■ 本文:
▶
こんにちは。QAエンジニアの @yuki_shiro_823 です。

このエントリはソフトウェアテスト Advent Calendar 2018の15日目の記事です。

きっかけ

私は社内で色々なプロジェクトを渡り歩き、横断的にテストを行っています。
テストをしていると、

  • 機能的には問題ないけれども、なんとなく使いづらい
  • お客様の業務に照らし合わせると、もっとこうした方がいいのでは?

という事例を時々見かけます。
「開発者にもユーザ視点で、開発時から基本的なユーザビリティを向上させられるようになってほしい!」
という思いから、いくつかアンチパターンをまとめてみました。
その一部を紹介します。

ユーザビリティの定義と本エントリで扱う範囲

ユーザビリティの定義は、ヤコブ・ニールセンによる定義やISO25010などいくつかあります。
本エントリではISO-25010の「システム/ソフトウェア製品品質」で定義されている「使用性」の一部「適切度認識性」にまつわるアンチパターンをとりあげます。
f:id:acro-engineer:20181214014259p:plain:w450

適切度認識性のアンチパターン

適切度認識性について

ISO25010では、「ニーズに適した利用かどうか認識できる度合」と定義されています。

損なわれるとどうなるか

ユーザがシステムを利用して、明示された作業及び目的の達成を実行できなくなる、と考えられます。

アンチパターン1:探し物はどこですか?

f:id:acro-engineer:20181214020750p:plain:w200

内容

表やドロップダウンリストの並びが何の順番になっているのか不明で、自分の見たいものがどこにあるのか分からない、というケースです。
業務上、最新の結果から順番に表示してほしいのに、件名の昇順になっていて使いにくいということがありました。
また、サイトを訪れる人のほとんどが日本国籍と思われるサイトで、国籍を選択するドロップダウンリストになかなか「日本」が出てこないというのもよく見ます。
f:id:acro-engineer:20181214235724p:plain

対処策

一覧であれば、業務での使用順に合わせて並んでいる、ドロップダウンリストであれば、選択肢が使用頻度の高いものから並んでいるという構成にしてほしいです。上記の例では「JP 日本」がドロップダウンリストの上位に表示されていると、ユーザにとっては使いやすいですね。
要件をヒアリングする段階で、ユーザが一覧にした内容で何をするのか、が明確にできていると後々助かります。(コーディングの段階で気づくと、修正が厄介な場合が多い問題です)

アンチパターン2:反応がない…

f:id:acro-engineer:20181214021830p:plain:w200

内容

「登録」や「検索」などのボタンをクリックしたものの、画面に何も反応がなく、処理が行われているか分からないというケースです。ユーザがボタンを連打してしまい、二重登録などが発生してしまう恐れがあります。
◀
本文のうち、「損なわれるとどうなるか」を含む語句で始まり「くいということがありました。」で終わる部分を、一字一句変えずに書き写す。 ここから先のレコードは本文と関係がない。

■ レコード一覧:
▶
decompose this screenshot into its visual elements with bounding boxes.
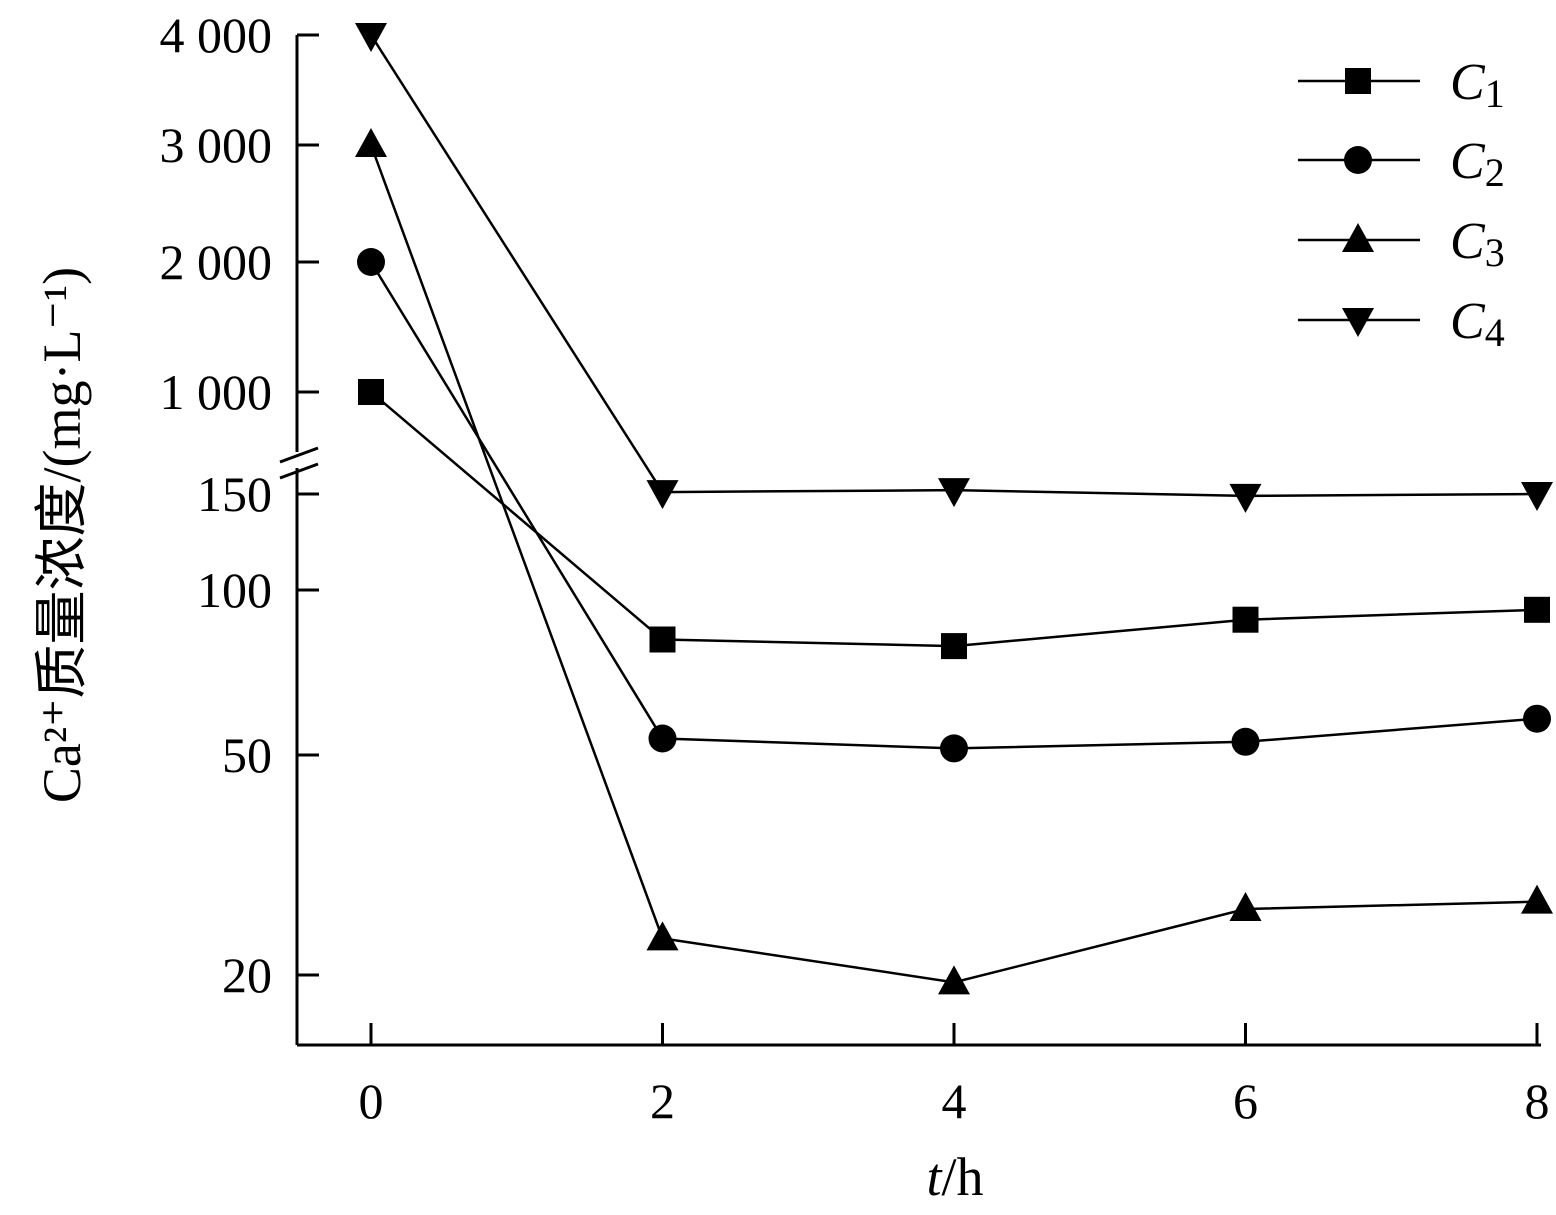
◀
▶
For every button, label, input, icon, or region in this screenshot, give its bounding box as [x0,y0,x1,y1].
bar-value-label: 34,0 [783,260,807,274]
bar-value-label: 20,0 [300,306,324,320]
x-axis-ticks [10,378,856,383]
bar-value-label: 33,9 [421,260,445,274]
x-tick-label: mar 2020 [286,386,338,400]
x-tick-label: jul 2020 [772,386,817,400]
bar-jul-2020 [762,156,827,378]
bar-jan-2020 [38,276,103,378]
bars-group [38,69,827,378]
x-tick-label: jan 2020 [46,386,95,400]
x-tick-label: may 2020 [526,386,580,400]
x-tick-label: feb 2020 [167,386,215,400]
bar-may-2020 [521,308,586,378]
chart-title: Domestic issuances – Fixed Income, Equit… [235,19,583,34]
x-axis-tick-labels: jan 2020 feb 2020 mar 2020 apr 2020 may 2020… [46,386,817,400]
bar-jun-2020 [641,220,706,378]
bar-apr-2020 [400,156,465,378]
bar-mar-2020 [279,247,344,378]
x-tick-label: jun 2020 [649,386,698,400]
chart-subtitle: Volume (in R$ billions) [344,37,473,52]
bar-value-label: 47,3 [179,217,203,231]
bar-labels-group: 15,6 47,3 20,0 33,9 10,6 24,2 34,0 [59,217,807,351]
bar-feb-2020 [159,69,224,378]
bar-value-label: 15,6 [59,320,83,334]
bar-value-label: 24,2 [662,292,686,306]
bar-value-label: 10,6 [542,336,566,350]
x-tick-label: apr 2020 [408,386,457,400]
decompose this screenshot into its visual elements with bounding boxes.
◀
▶
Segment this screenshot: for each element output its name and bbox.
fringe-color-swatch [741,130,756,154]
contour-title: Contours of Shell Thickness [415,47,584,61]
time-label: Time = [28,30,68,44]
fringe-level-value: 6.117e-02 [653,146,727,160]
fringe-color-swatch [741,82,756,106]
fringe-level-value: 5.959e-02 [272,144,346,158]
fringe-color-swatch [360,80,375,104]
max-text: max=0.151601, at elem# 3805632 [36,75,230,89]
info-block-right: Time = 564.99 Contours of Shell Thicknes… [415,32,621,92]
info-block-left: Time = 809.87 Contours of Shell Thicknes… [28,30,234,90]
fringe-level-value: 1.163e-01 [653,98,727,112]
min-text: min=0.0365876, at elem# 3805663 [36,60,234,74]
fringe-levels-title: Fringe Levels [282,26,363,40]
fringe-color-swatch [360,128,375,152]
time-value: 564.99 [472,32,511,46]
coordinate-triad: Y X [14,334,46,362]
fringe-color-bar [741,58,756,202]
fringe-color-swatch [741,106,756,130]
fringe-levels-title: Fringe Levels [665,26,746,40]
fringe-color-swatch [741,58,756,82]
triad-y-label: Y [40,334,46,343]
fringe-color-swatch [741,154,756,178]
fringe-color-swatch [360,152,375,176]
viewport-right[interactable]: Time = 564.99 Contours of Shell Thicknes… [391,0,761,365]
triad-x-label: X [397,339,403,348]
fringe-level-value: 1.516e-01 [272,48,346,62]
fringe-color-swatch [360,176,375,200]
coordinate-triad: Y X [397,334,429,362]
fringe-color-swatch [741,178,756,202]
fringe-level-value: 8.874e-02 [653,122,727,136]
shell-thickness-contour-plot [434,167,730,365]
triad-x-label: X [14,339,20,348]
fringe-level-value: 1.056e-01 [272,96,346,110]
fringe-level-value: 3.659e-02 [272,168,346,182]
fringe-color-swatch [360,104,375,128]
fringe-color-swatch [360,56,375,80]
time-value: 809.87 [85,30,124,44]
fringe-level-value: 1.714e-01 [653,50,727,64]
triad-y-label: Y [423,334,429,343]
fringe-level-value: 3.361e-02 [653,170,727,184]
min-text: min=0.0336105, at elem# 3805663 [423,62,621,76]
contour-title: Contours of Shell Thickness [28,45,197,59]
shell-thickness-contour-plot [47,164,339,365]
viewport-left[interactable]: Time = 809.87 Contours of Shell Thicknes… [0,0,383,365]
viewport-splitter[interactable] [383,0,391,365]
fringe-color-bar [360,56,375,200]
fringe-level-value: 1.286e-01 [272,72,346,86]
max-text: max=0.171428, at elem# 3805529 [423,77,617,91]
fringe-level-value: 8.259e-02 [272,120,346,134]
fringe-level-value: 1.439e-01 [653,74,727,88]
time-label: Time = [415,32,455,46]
◀
■ 解答:
損なわれるとどうなるか

ユーザがシステムを利用して、明示された作業及び目的の達成を実行できなくなる、と考えられます。

アンチパターン1:探し物はどこですか?

f:id:acro-engineer:20181214020750p:plain:w200

内容

表やドロップダウンリストの並びが何の順番になっているのか不明で、自分の見たいものがどこにあるのか分からない、というケースです。
業務上、最新の結果から順番に表示してほしいのに、件名の昇順になっていて使いにくいということがありました。